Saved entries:
'''

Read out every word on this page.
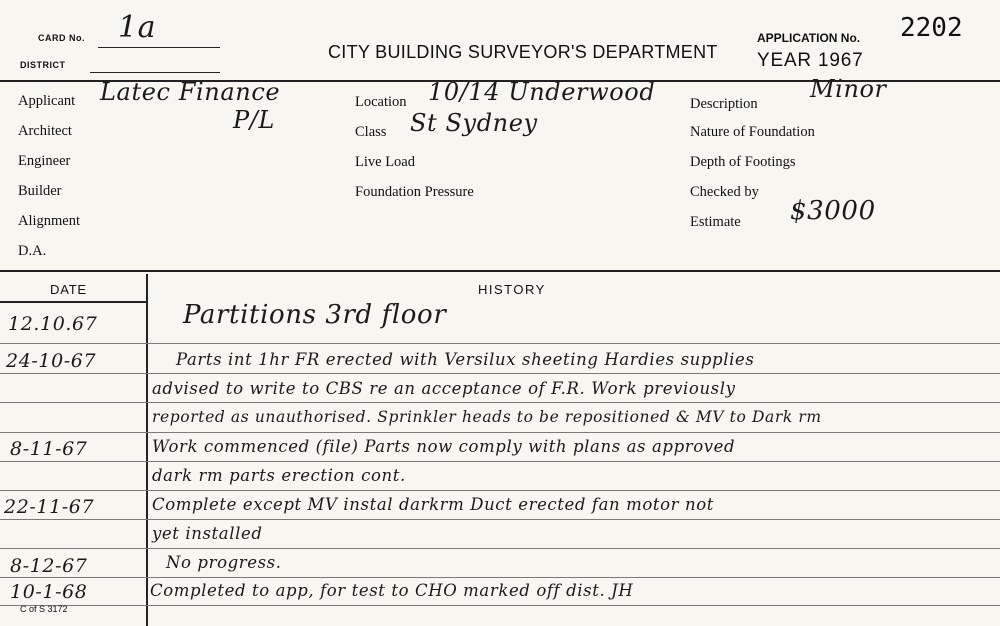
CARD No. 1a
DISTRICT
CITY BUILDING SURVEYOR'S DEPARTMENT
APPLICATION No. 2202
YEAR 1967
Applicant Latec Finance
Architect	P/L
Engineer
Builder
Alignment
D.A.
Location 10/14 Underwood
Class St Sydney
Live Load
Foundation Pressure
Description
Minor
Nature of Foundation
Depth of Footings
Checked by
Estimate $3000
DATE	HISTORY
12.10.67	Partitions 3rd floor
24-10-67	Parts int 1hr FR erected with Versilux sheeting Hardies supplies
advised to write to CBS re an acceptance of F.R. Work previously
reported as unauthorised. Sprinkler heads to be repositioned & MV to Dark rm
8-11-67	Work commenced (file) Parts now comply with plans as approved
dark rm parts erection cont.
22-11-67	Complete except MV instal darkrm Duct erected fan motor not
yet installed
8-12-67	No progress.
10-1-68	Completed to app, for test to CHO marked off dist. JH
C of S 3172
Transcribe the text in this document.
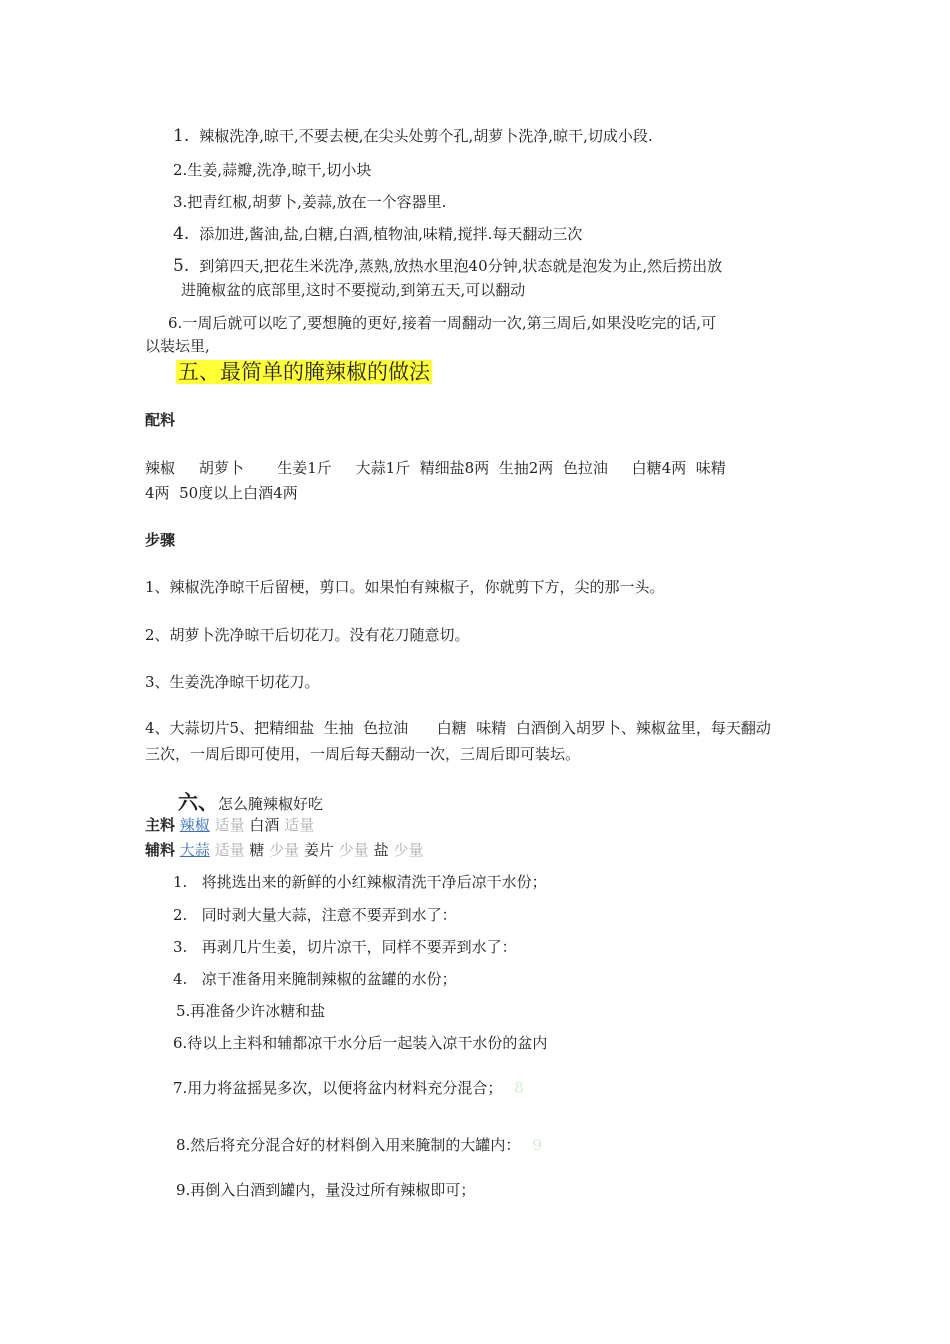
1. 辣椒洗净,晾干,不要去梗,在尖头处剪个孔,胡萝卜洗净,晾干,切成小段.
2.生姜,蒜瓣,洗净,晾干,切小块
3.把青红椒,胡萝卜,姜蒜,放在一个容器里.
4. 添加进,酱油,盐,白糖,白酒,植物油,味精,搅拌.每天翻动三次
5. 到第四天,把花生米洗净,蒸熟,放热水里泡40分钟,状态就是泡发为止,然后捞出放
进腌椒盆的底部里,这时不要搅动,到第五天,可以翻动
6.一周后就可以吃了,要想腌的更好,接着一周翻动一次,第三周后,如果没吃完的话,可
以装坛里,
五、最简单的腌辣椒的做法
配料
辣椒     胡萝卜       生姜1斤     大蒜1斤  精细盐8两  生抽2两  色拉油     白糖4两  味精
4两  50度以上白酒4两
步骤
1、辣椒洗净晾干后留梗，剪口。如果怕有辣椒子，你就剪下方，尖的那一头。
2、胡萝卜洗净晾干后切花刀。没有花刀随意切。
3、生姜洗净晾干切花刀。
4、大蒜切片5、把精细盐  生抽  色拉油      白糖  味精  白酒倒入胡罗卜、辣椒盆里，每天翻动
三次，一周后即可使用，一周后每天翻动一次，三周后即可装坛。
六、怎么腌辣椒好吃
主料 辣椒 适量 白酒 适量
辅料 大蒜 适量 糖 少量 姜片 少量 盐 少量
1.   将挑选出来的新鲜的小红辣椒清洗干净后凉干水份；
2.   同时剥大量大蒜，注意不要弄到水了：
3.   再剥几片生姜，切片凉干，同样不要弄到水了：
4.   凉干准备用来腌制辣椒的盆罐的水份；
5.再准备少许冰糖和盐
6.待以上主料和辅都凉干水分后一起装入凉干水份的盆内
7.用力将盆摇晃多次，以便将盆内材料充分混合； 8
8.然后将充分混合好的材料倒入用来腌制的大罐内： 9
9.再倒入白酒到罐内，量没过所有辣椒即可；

'''

Directions for this task
Reproduce every entry word for word, but omit the pictures.

Solution for this task
Read out every word on this page.
CARD No. 1a
DISTRICT
CITY BUILDING SURVEYOR'S DEPARTMENT
APPLICATION No. 2202
YEAR 1967
Applicant Latec Finance
Architect	P/L
Engineer
Builder
Alignment
D.A.
Location 10/14 Underwood
Class St Sydney
Live Load
Foundation Pressure
Description
Minor
Nature of Foundation
Depth of Footings
Checked by
Estimate $3000
DATE	HISTORY
12.10.67	Partitions 3rd floor
24-10-67	Parts int 1hr FR erected with Versilux sheeting Hardies supplies
advised to write to CBS re an acceptance of F.R. Work previously
reported as unauthorised. Sprinkler heads to be repositioned & MV to Dark rm
8-11-67	Work commenced (file) Parts now comply with plans as approved
dark rm parts erection cont.
22-11-67	Complete except MV instal darkrm Duct erected fan motor not
yet installed
8-12-67	No progress.
10-1-68	Completed to app, for test to CHO marked off dist. JH
C of S 3172
Transcribe the text in this document.
1. 辣椒洗净,晾干,不要去梗,在尖头处剪个孔,胡萝卜洗净,晾干,切成小段.
2.生姜,蒜瓣,洗净,晾干,切小块
3.把青红椒,胡萝卜,姜蒜,放在一个容器里.
4. 添加进,酱油,盐,白糖,白酒,植物油,味精,搅拌.每天翻动三次
5. 到第四天,把花生米洗净,蒸熟,放热水里泡40分钟,状态就是泡发为止,然后捞出放
进腌椒盆的底部里,这时不要搅动,到第五天,可以翻动
6.一周后就可以吃了,要想腌的更好,接着一周翻动一次,第三周后,如果没吃完的话,可
以装坛里,
五、最简单的腌辣椒的做法
配料
辣椒     胡萝卜       生姜1斤     大蒜1斤  精细盐8两  生抽2两  色拉油     白糖4两  味精
4两  50度以上白酒4两
步骤
1、辣椒洗净晾干后留梗，剪口。如果怕有辣椒子，你就剪下方，尖的那一头。
2、胡萝卜洗净晾干后切花刀。没有花刀随意切。
3、生姜洗净晾干切花刀。
4、大蒜切片5、把精细盐  生抽  色拉油      白糖  味精  白酒倒入胡罗卜、辣椒盆里，每天翻动
三次，一周后即可使用，一周后每天翻动一次，三周后即可装坛。
六、怎么腌辣椒好吃
主料 辣椒 适量 白酒 适量
辅料 大蒜 适量 糖 少量 姜片 少量 盐 少量
1.   将挑选出来的新鲜的小红辣椒清洗干净后凉干水份；
2.   同时剥大量大蒜，注意不要弄到水了：
3.   再剥几片生姜，切片凉干，同样不要弄到水了：
4.   凉干准备用来腌制辣椒的盆罐的水份；
5.再准备少许冰糖和盐
6.待以上主料和辅都凉干水分后一起装入凉干水份的盆内
7.用力将盆摇晃多次，以便将盆内材料充分混合； 8
8.然后将充分混合好的材料倒入用来腌制的大罐内： 9
9.再倒入白酒到罐内，量没过所有辣椒即可；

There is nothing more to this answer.